#### [Records for processing]
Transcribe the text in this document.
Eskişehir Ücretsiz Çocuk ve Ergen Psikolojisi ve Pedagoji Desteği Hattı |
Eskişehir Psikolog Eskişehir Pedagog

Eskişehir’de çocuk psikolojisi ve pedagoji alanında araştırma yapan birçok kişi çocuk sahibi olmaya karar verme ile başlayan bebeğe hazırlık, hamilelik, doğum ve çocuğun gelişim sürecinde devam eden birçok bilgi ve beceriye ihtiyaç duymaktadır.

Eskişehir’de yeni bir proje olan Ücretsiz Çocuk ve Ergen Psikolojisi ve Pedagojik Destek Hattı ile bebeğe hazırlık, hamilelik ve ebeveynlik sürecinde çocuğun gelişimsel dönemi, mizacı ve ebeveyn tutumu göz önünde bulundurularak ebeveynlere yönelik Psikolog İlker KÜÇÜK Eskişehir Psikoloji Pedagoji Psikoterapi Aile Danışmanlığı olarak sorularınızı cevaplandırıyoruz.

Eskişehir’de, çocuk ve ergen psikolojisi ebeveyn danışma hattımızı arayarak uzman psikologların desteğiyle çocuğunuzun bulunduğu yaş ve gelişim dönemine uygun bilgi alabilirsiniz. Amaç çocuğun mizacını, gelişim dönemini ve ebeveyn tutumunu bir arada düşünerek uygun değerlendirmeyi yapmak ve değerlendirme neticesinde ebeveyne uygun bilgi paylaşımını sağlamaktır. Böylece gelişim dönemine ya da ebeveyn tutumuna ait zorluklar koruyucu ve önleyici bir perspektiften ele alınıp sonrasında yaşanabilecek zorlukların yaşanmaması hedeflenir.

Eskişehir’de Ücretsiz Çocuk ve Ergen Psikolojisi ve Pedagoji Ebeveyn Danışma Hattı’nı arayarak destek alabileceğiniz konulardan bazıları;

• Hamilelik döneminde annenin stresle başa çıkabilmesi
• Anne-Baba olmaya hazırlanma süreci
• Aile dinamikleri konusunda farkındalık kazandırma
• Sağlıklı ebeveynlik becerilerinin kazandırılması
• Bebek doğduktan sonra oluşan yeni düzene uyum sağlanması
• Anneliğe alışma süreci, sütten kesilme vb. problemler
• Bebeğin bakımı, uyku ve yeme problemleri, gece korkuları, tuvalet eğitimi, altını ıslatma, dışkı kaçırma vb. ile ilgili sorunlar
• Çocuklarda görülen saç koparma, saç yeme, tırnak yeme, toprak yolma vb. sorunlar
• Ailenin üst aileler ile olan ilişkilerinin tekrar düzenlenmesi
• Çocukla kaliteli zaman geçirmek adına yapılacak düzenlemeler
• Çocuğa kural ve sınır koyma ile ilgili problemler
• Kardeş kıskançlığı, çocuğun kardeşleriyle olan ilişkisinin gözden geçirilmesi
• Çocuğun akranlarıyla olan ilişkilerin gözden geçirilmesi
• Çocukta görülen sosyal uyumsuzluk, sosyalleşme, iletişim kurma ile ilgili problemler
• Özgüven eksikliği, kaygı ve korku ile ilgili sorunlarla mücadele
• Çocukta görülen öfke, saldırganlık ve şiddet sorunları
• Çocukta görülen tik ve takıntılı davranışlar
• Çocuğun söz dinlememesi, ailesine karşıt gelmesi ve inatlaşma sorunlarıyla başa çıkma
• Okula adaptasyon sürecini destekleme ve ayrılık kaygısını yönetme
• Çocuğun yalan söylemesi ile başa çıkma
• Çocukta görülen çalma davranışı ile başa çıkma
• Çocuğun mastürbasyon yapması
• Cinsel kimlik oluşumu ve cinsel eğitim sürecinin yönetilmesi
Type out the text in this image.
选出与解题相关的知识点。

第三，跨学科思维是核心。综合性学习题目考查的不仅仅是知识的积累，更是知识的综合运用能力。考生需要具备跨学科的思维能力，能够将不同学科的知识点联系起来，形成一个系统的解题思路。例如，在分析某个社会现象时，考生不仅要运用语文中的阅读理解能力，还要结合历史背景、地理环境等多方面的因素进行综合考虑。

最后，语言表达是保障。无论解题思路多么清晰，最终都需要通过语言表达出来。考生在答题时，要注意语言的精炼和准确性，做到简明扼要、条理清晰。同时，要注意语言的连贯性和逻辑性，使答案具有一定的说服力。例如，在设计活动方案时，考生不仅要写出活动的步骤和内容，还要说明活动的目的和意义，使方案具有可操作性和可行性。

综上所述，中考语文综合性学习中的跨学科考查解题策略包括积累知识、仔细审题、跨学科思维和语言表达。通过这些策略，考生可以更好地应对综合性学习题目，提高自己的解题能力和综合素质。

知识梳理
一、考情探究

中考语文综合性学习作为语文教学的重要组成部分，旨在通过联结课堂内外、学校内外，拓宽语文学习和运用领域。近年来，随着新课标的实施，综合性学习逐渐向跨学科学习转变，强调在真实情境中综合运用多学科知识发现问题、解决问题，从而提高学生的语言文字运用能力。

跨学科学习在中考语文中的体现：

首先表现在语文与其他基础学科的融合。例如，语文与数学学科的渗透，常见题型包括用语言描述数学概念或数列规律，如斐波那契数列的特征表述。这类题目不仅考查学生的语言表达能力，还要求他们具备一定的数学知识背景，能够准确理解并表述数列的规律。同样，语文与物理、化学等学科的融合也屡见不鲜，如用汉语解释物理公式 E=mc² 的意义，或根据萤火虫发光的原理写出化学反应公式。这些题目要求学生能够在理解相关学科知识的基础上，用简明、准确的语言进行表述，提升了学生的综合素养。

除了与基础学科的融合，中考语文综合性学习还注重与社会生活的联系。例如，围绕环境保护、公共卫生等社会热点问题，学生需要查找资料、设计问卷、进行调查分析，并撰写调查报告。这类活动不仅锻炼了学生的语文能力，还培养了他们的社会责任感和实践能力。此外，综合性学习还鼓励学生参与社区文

#### [Given exercise]
Find the string "arayarak" in the entries above and return each line that holds it.

#### [Exercise result]
Eskişehir’de, çocuk ve ergen psikolojisi ebeveyn danışma hattımızı arayarak uzman psikologların desteğiyle çocuğunuzun bulunduğu yaş ve gelişim dönemine uygun bilgi alabilirsiniz. Amaç çocuğun mizacını, gelişim dönemini ve ebeveyn tutumunu bir arada düşünerek uygun değerlendirmeyi yapmak ve değerlendirme neticesinde ebeveyne uygun bilgi paylaşımını sağlamaktır. Böylece gelişim dönemine ya da ebeveyn tutumuna ait zorluklar koruyucu ve önleyici bir perspektiften ele alınıp sonrasında yaşanabilecek zorlukların yaşanmaması hedeflenir.
Eskişehir’de Ücretsiz Çocuk ve Ergen Psikolojisi ve Pedagoji Ebeveyn Danışma Hattı’nı arayarak destek alabileceğiniz konulardan bazıları;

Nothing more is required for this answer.